*Request*
Copy every line of the entries below without changing a single character.

*Material for this exercise*

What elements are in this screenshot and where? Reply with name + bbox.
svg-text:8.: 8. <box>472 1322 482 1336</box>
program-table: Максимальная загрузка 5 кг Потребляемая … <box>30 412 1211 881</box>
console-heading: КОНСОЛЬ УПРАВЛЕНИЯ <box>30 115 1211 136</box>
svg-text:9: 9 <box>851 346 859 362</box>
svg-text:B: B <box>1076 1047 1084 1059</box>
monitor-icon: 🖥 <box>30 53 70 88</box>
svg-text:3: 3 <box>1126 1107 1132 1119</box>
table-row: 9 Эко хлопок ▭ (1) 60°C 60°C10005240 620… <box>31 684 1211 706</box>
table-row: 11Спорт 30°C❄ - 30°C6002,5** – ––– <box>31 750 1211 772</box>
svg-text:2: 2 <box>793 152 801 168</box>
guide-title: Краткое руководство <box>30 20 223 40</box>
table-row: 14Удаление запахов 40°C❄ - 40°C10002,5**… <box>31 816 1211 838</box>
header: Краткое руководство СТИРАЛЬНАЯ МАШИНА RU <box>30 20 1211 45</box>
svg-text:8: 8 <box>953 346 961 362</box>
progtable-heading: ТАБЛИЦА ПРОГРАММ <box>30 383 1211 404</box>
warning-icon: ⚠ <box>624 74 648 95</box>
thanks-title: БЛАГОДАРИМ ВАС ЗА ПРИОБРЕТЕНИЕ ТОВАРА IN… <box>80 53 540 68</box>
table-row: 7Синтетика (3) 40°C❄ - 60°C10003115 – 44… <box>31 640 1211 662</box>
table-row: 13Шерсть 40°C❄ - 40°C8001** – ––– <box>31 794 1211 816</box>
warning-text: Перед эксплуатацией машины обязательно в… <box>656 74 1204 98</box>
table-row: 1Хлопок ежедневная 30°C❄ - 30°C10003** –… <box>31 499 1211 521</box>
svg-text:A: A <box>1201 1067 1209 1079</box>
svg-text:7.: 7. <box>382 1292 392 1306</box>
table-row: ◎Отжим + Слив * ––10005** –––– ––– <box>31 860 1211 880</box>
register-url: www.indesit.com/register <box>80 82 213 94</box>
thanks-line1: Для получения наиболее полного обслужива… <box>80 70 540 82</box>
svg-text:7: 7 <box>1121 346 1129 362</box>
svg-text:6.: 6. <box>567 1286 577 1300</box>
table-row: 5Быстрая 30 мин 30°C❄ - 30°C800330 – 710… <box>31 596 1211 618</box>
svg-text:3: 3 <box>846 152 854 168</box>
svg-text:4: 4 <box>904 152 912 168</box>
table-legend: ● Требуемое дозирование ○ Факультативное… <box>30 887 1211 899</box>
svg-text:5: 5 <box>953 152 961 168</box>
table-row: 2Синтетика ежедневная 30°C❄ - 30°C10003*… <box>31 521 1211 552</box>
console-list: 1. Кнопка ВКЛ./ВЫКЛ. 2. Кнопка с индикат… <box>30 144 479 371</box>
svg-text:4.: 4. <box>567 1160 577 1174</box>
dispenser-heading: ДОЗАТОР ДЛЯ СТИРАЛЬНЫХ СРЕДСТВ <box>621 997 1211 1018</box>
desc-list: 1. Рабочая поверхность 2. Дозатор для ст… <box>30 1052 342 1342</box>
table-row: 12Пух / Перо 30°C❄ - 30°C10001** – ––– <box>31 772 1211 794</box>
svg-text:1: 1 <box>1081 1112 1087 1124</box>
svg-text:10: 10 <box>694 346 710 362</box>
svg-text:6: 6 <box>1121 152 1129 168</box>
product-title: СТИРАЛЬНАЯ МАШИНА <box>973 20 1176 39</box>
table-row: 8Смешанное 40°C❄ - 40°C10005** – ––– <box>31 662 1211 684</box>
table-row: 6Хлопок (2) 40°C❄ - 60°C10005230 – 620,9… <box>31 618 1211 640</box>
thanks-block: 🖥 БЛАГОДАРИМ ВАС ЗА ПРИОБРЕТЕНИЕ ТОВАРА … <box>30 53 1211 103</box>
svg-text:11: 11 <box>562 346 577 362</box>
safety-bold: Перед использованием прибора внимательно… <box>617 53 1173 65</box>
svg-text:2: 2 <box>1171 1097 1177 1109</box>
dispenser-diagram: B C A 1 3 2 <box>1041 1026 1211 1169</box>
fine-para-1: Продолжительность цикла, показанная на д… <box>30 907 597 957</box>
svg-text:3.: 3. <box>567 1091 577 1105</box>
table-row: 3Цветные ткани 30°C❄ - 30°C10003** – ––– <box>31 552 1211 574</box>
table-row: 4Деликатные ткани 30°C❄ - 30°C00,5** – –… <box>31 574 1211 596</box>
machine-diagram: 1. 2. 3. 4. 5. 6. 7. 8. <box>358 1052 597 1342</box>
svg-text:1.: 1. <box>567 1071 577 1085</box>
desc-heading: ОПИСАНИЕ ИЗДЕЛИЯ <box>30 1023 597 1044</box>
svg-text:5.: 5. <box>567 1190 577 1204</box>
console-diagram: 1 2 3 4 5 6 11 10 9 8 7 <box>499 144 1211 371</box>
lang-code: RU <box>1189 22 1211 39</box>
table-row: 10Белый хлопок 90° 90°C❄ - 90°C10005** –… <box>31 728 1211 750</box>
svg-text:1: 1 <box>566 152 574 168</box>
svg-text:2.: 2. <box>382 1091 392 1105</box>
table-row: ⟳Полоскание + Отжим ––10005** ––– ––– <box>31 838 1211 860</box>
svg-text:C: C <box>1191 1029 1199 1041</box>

*The output*
What elements are in this screenshot and where? Reply with name + bbox.
svg-text:8.: 8. <box>472 1322 482 1336</box>
program-table: Максимальная загрузка 5 кг Потребляемая … <box>30 412 1211 881</box>
console-heading: КОНСОЛЬ УПРАВЛЕНИЯ <box>30 115 1211 136</box>
svg-text:9: 9 <box>851 346 859 362</box>
svg-text:B: B <box>1076 1047 1084 1059</box>
monitor-icon: 🖥 <box>30 53 70 88</box>
svg-text:3: 3 <box>1126 1107 1132 1119</box>
table-row: 9 Эко хлопок ▭ (1) 60°C 60°C10005240 620… <box>31 684 1211 706</box>
table-row: 11Спорт 30°C❄ - 30°C6002,5** – ––– <box>31 750 1211 772</box>
svg-text:2: 2 <box>793 152 801 168</box>
guide-title: Краткое руководство <box>30 20 223 40</box>
table-row: 14Удаление запахов 40°C❄ - 40°C10002,5**… <box>31 816 1211 838</box>
header: Краткое руководство СТИРАЛЬНАЯ МАШИНА RU <box>30 20 1211 45</box>
svg-text:8: 8 <box>953 346 961 362</box>
progtable-heading: ТАБЛИЦА ПРОГРАММ <box>30 383 1211 404</box>
warning-icon: ⚠ <box>624 74 648 95</box>
thanks-title: БЛАГОДАРИМ ВАС ЗА ПРИОБРЕТЕНИЕ ТОВАРА IN… <box>80 53 540 68</box>
table-row: 7Синтетика (3) 40°C❄ - 60°C10003115 – 44… <box>31 640 1211 662</box>
table-row: 13Шерсть 40°C❄ - 40°C8001** – ––– <box>31 794 1211 816</box>
warning-text: Перед эксплуатацией машины обязательно в… <box>656 74 1204 98</box>
table-row: 1Хлопок ежедневная 30°C❄ - 30°C10003** –… <box>31 499 1211 521</box>
svg-text:A: A <box>1201 1067 1209 1079</box>
svg-text:7.: 7. <box>382 1292 392 1306</box>
table-row: ◎Отжим + Слив * ––10005** –––– ––– <box>31 860 1211 880</box>
register-url: www.indesit.com/register <box>80 82 213 94</box>
thanks-line1: Для получения наиболее полного обслужива… <box>80 70 540 82</box>
svg-text:7: 7 <box>1121 346 1129 362</box>
svg-text:6.: 6. <box>567 1286 577 1300</box>
table-row: 5Быстрая 30 мин 30°C❄ - 30°C800330 – 710… <box>31 596 1211 618</box>
svg-text:3: 3 <box>846 152 854 168</box>
svg-text:4: 4 <box>904 152 912 168</box>
table-legend: ● Требуемое дозирование ○ Факультативное… <box>30 887 1211 899</box>
svg-text:5: 5 <box>953 152 961 168</box>
table-row: 2Синтетика ежедневная 30°C❄ - 30°C10003*… <box>31 521 1211 552</box>
console-list: 1. Кнопка ВКЛ./ВЫКЛ. 2. Кнопка с индикат… <box>30 144 479 371</box>
svg-text:4.: 4. <box>567 1160 577 1174</box>
dispenser-heading: ДОЗАТОР ДЛЯ СТИРАЛЬНЫХ СРЕДСТВ <box>621 997 1211 1018</box>
desc-list: 1. Рабочая поверхность 2. Дозатор для ст… <box>30 1052 342 1342</box>
table-row: 12Пух / Перо 30°C❄ - 30°C10001** – ––– <box>31 772 1211 794</box>
svg-text:1: 1 <box>1081 1112 1087 1124</box>
svg-text:10: 10 <box>694 346 710 362</box>
svg-text:6: 6 <box>1121 152 1129 168</box>
product-title: СТИРАЛЬНАЯ МАШИНА <box>973 20 1176 39</box>
table-row: 8Смешанное 40°C❄ - 40°C10005** – ––– <box>31 662 1211 684</box>
table-row: 6Хлопок (2) 40°C❄ - 60°C10005230 – 620,9… <box>31 618 1211 640</box>
thanks-block: 🖥 БЛАГОДАРИМ ВАС ЗА ПРИОБРЕТЕНИЕ ТОВАРА … <box>30 53 1211 103</box>
svg-text:11: 11 <box>562 346 577 362</box>
safety-bold: Перед использованием прибора внимательно… <box>617 53 1173 65</box>
svg-text:2: 2 <box>1171 1097 1177 1109</box>
dispenser-diagram: B C A 1 3 2 <box>1041 1026 1211 1169</box>
fine-para-1: Продолжительность цикла, показанная на д… <box>30 907 597 957</box>
svg-text:3.: 3. <box>567 1091 577 1105</box>
table-row: 3Цветные ткани 30°C❄ - 30°C10003** – ––– <box>31 552 1211 574</box>
table-row: 4Деликатные ткани 30°C❄ - 30°C00,5** – –… <box>31 574 1211 596</box>
machine-diagram: 1. 2. 3. 4. 5. 6. 7. 8. <box>358 1052 597 1342</box>
svg-text:1.: 1. <box>567 1071 577 1085</box>
desc-heading: ОПИСАНИЕ ИЗДЕЛИЯ <box>30 1023 597 1044</box>
svg-text:5.: 5. <box>567 1190 577 1204</box>
console-diagram: 1 2 3 4 5 6 11 10 9 8 7 <box>499 144 1211 371</box>
lang-code: RU <box>1189 22 1211 39</box>
table-row: 10Белый хлопок 90° 90°C❄ - 90°C10005** –… <box>31 728 1211 750</box>
svg-text:1: 1 <box>566 152 574 168</box>
svg-text:2.: 2. <box>382 1091 392 1105</box>
table-row: ⟳Полоскание + Отжим ––10005** ––– ––– <box>31 838 1211 860</box>
svg-text:C: C <box>1191 1029 1199 1041</box>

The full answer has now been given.